## [TO DO]
The records that follow must be reproduced in full, exactly as written.

(Records that describe figures)
* start *
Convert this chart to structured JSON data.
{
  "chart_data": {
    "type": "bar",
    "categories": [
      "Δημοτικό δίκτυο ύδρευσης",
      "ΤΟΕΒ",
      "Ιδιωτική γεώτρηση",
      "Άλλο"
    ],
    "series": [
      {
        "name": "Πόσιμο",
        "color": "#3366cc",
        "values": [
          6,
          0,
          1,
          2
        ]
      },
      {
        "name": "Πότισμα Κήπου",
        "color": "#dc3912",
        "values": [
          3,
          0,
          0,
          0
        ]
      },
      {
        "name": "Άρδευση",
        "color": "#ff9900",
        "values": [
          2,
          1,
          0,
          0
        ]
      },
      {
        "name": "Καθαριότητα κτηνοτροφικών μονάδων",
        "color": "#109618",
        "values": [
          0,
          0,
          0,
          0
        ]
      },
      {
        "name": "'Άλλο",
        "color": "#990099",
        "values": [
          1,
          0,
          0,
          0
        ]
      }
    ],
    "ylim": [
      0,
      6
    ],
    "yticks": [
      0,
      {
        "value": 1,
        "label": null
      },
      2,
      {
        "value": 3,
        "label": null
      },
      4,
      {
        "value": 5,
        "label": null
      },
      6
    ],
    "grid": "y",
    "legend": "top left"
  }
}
* end *
## [EXERCISE RESPONSE]
Convert this chart to structured JSON data.
{
  "chart_data": {
    "type": "bar",
    "categories": [
      "Δημοτικό δίκτυο ύδρευσης",
      "ΤΟΕΒ",
      "Ιδιωτική γεώτρηση",
      "Άλλο"
    ],
    "series": [
      {
        "name": "Πόσιμο",
        "color": "#3366cc",
        "values": [
          6,
          0,
          1,
          2
        ]
      },
      {
        "name": "Πότισμα Κήπου",
        "color": "#dc3912",
        "values": [
          3,
          0,
          0,
          0
        ]
      },
      {
        "name": "Άρδευση",
        "color": "#ff9900",
        "values": [
          2,
          1,
          0,
          0
        ]
      },
      {
        "name": "Καθαριότητα κτηνοτροφικών μονάδων",
        "color": "#109618",
        "values": [
          0,
          0,
          0,
          0
        ]
      },
      {
        "name": "'Άλλο",
        "color": "#990099",
        "values": [
          1,
          0,
          0,
          0
        ]
      }
    ],
    "ylim": [
      0,
      6
    ],
    "yticks": [
      0,
      {
        "value": 1,
        "label": null
      },
      2,
      {
        "value": 3,
        "label": null
      },
      4,
      {
        "value": 5,
        "label": null
      },
      6
    ],
    "grid": "y",
    "legend": "top left"
  }
}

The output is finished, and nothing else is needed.